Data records
=-=-=-=-=

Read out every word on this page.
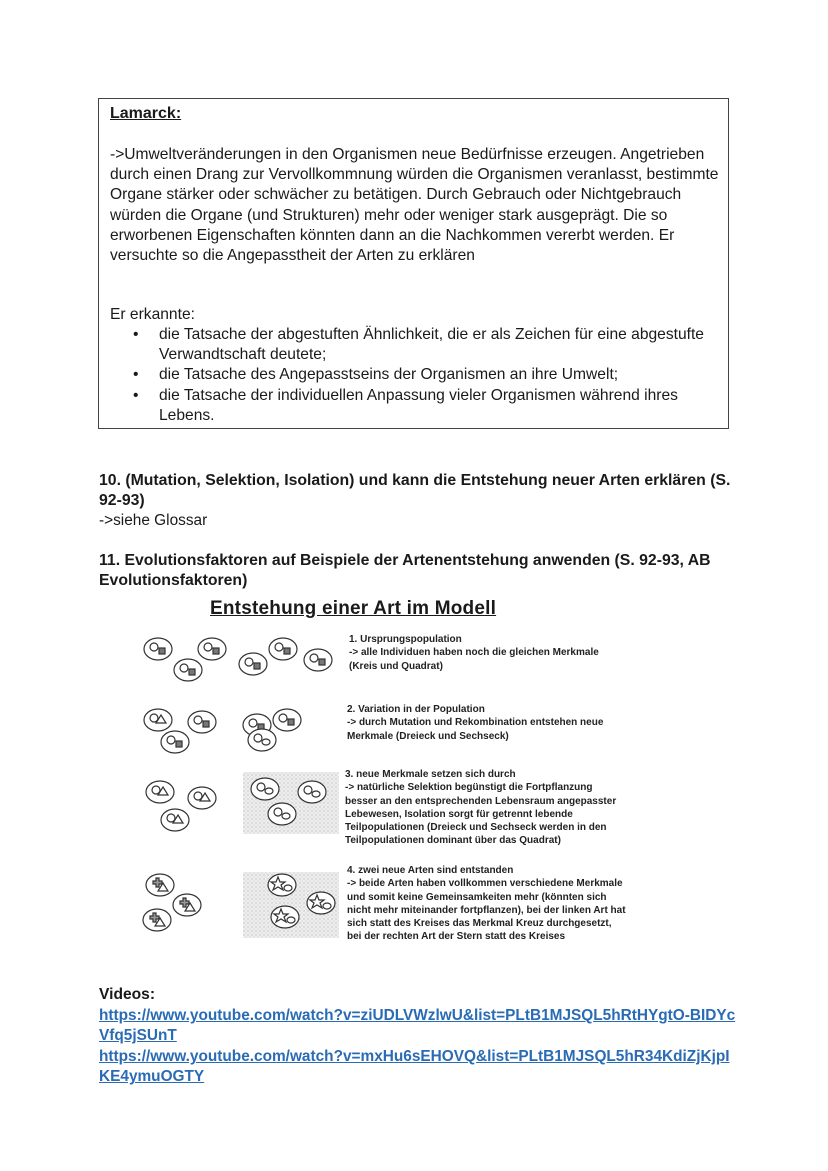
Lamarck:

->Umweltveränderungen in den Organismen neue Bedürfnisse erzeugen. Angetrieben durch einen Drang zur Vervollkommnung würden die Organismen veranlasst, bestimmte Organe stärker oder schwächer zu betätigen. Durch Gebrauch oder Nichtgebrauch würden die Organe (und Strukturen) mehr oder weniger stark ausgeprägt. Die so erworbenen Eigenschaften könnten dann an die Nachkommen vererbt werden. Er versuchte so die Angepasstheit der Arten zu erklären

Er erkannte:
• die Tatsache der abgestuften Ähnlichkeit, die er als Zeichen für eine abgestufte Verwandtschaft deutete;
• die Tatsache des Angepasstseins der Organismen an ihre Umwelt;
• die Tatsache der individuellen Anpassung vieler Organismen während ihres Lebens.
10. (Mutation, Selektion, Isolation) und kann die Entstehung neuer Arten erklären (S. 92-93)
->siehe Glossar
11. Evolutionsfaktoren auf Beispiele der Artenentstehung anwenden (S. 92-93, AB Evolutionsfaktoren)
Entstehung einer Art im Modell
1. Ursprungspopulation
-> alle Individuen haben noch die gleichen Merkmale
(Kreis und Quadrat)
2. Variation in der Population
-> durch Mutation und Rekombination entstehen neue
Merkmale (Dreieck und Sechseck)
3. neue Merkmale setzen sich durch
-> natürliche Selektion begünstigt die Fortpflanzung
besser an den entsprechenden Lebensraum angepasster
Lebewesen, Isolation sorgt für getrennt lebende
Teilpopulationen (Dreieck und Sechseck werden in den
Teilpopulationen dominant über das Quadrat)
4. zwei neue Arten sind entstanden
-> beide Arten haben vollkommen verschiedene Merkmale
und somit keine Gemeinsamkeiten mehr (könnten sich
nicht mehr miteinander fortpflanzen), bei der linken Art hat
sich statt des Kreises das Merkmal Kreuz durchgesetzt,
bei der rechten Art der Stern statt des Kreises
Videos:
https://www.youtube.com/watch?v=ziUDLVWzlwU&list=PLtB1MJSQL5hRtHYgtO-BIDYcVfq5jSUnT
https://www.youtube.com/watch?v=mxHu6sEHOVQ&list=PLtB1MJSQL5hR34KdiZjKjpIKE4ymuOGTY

=-=-=-=-=

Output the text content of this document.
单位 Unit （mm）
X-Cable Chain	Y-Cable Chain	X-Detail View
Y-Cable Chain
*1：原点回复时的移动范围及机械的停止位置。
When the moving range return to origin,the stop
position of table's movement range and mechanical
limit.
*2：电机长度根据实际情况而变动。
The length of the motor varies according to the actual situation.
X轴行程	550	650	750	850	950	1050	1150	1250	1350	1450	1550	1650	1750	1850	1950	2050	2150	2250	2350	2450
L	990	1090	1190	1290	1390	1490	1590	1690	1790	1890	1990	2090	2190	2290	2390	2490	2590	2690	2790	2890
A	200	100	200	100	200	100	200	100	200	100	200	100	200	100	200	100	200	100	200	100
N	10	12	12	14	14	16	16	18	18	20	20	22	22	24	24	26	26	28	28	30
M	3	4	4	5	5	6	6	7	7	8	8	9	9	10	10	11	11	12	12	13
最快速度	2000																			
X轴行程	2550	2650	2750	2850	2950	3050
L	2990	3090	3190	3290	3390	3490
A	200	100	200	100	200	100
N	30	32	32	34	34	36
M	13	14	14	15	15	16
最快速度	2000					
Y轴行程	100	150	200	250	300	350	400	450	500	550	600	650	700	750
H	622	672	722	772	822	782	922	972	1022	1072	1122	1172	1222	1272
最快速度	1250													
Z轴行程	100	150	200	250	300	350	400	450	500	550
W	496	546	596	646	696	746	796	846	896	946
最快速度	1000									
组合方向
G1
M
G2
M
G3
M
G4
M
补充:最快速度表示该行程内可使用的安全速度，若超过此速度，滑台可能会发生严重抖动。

=-=-=-=-=

Return each line with "Quadrat".

## Worked solution
(Kreis und Quadrat)
Teilpopulationen dominant über das Quadrat)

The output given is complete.